(begin)

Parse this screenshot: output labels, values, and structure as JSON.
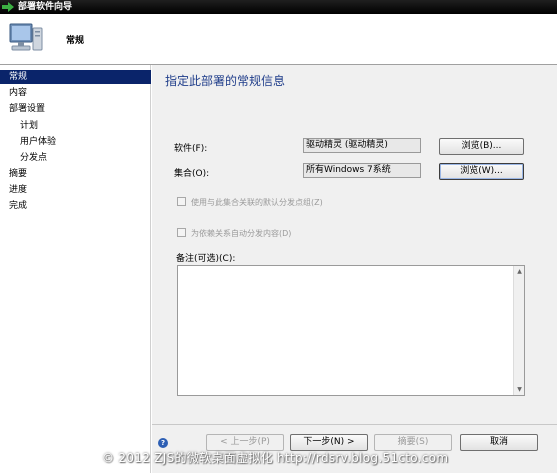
{
  "window": {
    "title": "部署软件向导"
  },
  "header": {
    "title": "常规"
  },
  "nav": {
    "items": [
      {
        "label": "常规"
      },
      {
        "label": "内容"
      },
      {
        "label": "部署设置"
      },
      {
        "label": "计划"
      },
      {
        "label": "用户体验"
      },
      {
        "label": "分发点"
      },
      {
        "label": "摘要"
      },
      {
        "label": "进度"
      },
      {
        "label": "完成"
      }
    ]
  },
  "main": {
    "heading": "指定此部署的常规信息",
    "software_label": "软件(F):",
    "software_value": "驱动精灵 (驱动精灵)",
    "collection_label": "集合(O):",
    "collection_value": "所有Windows 7系统",
    "browse_software_label": "浏览(B)...",
    "browse_collection_label": "浏览(W)...",
    "checkbox_default_dp": "使用与此集合关联的默认分发点组(Z)",
    "checkbox_auto_dependencies": "为依赖关系自动分发内容(D)",
    "notes_label": "备注(可选)(C):"
  },
  "footer": {
    "help_glyph": "?",
    "prev_label": "< 上一步(P)",
    "next_label": "下一步(N) >",
    "summary_label": "摘要(S)",
    "cancel_label": "取消"
  },
  "watermark": {
    "text": "© 2012 ZJS的微软桌面虚拟化  http://rdsrv.blog.51cto.com"
  },
  "colors": {
    "nav_selected": "#0a246a",
    "heading": "#1f3d8a",
    "titlebar": "#000000"
  }
}
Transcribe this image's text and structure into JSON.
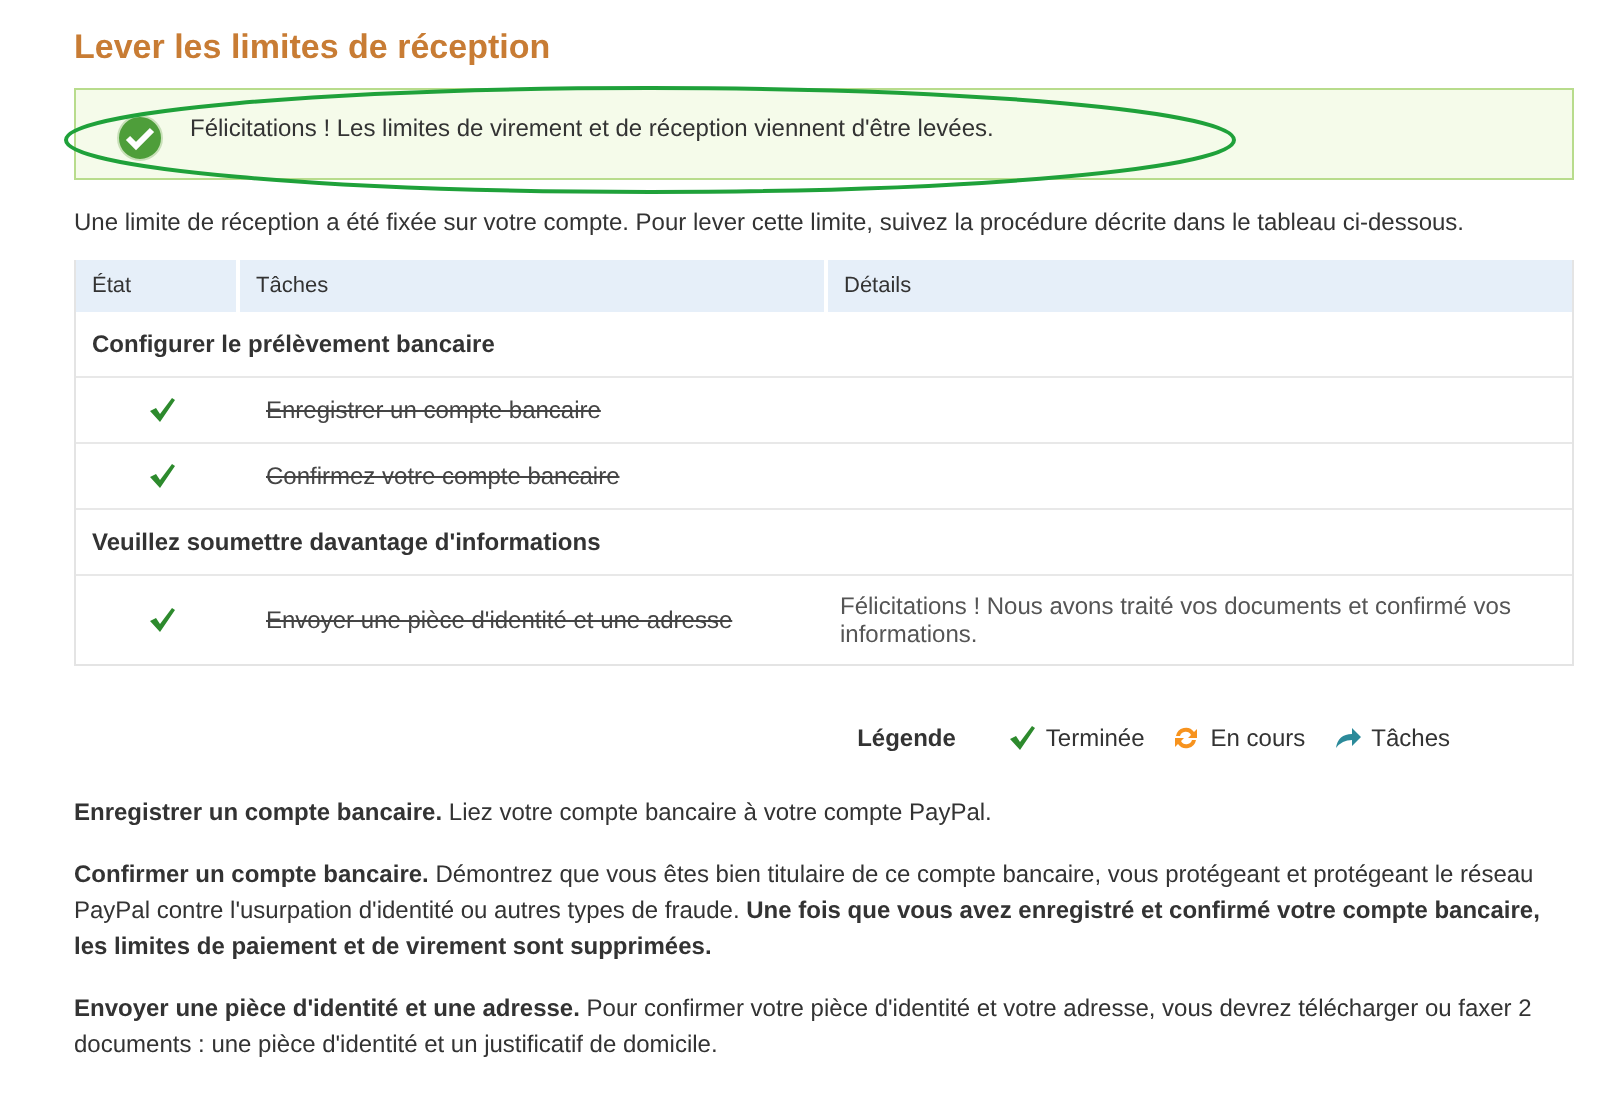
{
  "title": "Lever les limites de réception",
  "alert": {
    "message": "Félicitations ! Les limites de virement et de réception viennent d'être levées."
  },
  "intro": "Une limite de réception a été fixée sur votre compte. Pour lever cette limite, suivez la procédure décrite dans le tableau ci-dessous.",
  "table": {
    "columns": [
      "État",
      "Tâches",
      "Détails"
    ],
    "sections": [
      {
        "heading": "Configurer le prélèvement bancaire",
        "tasks": [
          {
            "task": "Enregistrer un compte bancaire",
            "done": true
          },
          {
            "task": "Confirmez votre compte bancaire",
            "done": true
          }
        ]
      },
      {
        "heading": "Veuillez soumettre davantage d'informations",
        "tasks": [
          {
            "task": "Envoyer une pièce d'identité et une adresse",
            "done": true,
            "details": "Félicitations ! Nous avons traité vos documents et confirmé vos informations."
          }
        ]
      }
    ]
  },
  "legend": {
    "label": "Légende",
    "items": [
      {
        "kind": "done",
        "label": "Terminée"
      },
      {
        "kind": "in_progress",
        "label": "En cours"
      },
      {
        "kind": "task",
        "label": "Tâches"
      }
    ]
  },
  "notes": [
    "**Enregistrer un compte bancaire.** Liez votre compte bancaire à votre compte PayPal.",
    "**Confirmer un compte bancaire.** Démontrez que vous êtes bien titulaire de ce compte bancaire, vous protégeant et protégeant le réseau PayPal contre l'usurpation d'identité ou autres types de fraude. **Une fois que vous avez enregistré et confirmé votre compte bancaire, les limites de paiement et de virement sont supprimées.**",
    "**Envoyer une pièce d'identité et une adresse.** Pour confirmer votre pièce d'identité et votre adresse, vous devrez télécharger ou faxer 2 documents : une pièce d'identité et un justificatif de domicile."
  ]
}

(end)

Task directions. Make an exact copy of every record, pictures excluded.

Complete answer.
Parse this screenshot: output labels, values, and structure as JSON.
{
  "window": {
    "title": "部署软件向导"
  },
  "header": {
    "title": "常规"
  },
  "nav": {
    "items": [
      {
        "label": "常规"
      },
      {
        "label": "内容"
      },
      {
        "label": "部署设置"
      },
      {
        "label": "计划"
      },
      {
        "label": "用户体验"
      },
      {
        "label": "分发点"
      },
      {
        "label": "摘要"
      },
      {
        "label": "进度"
      },
      {
        "label": "完成"
      }
    ]
  },
  "main": {
    "heading": "指定此部署的常规信息",
    "software_label": "软件(F):",
    "software_value": "驱动精灵 (驱动精灵)",
    "collection_label": "集合(O):",
    "collection_value": "所有Windows 7系统",
    "browse_software_label": "浏览(B)...",
    "browse_collection_label": "浏览(W)...",
    "checkbox_default_dp": "使用与此集合关联的默认分发点组(Z)",
    "checkbox_auto_dependencies": "为依赖关系自动分发内容(D)",
    "notes_label": "备注(可选)(C):"
  },
  "footer": {
    "help_glyph": "?",
    "prev_label": "< 上一步(P)",
    "next_label": "下一步(N) >",
    "summary_label": "摘要(S)",
    "cancel_label": "取消"
  },
  "watermark": {
    "text": "© 2012 ZJS的微软桌面虚拟化  http://rdsrv.blog.51cto.com"
  },
  "colors": {
    "nav_selected": "#0a246a",
    "heading": "#1f3d8a",
    "titlebar": "#000000"
  }
}
Transcribe this image's text and structure into JSON.
{
  "title": "Lever les limites de réception",
  "alert": {
    "message": "Félicitations ! Les limites de virement et de réception viennent d'être levées."
  },
  "intro": "Une limite de réception a été fixée sur votre compte. Pour lever cette limite, suivez la procédure décrite dans le tableau ci-dessous.",
  "table": {
    "columns": [
      "État",
      "Tâches",
      "Détails"
    ],
    "sections": [
      {
        "heading": "Configurer le prélèvement bancaire",
        "tasks": [
          {
            "task": "Enregistrer un compte bancaire",
            "done": true
          },
          {
            "task": "Confirmez votre compte bancaire",
            "done": true
          }
        ]
      },
      {
        "heading": "Veuillez soumettre davantage d'informations",
        "tasks": [
          {
            "task": "Envoyer une pièce d'identité et une adresse",
            "done": true,
            "details": "Félicitations ! Nous avons traité vos documents et confirmé vos informations."
          }
        ]
      }
    ]
  },
  "legend": {
    "label": "Légende",
    "items": [
      {
        "kind": "done",
        "label": "Terminée"
      },
      {
        "kind": "in_progress",
        "label": "En cours"
      },
      {
        "kind": "task",
        "label": "Tâches"
      }
    ]
  },
  "notes": [
    "**Enregistrer un compte bancaire.** Liez votre compte bancaire à votre compte PayPal.",
    "**Confirmer un compte bancaire.** Démontrez que vous êtes bien titulaire de ce compte bancaire, vous protégeant et protégeant le réseau PayPal contre l'usurpation d'identité ou autres types de fraude. **Une fois que vous avez enregistré et confirmé votre compte bancaire, les limites de paiement et de virement sont supprimées.**",
    "**Envoyer une pièce d'identité et une adresse.** Pour confirmer votre pièce d'identité et votre adresse, vous devrez télécharger ou faxer 2 documents : une pièce d'identité et un justificatif de domicile."
  ]
}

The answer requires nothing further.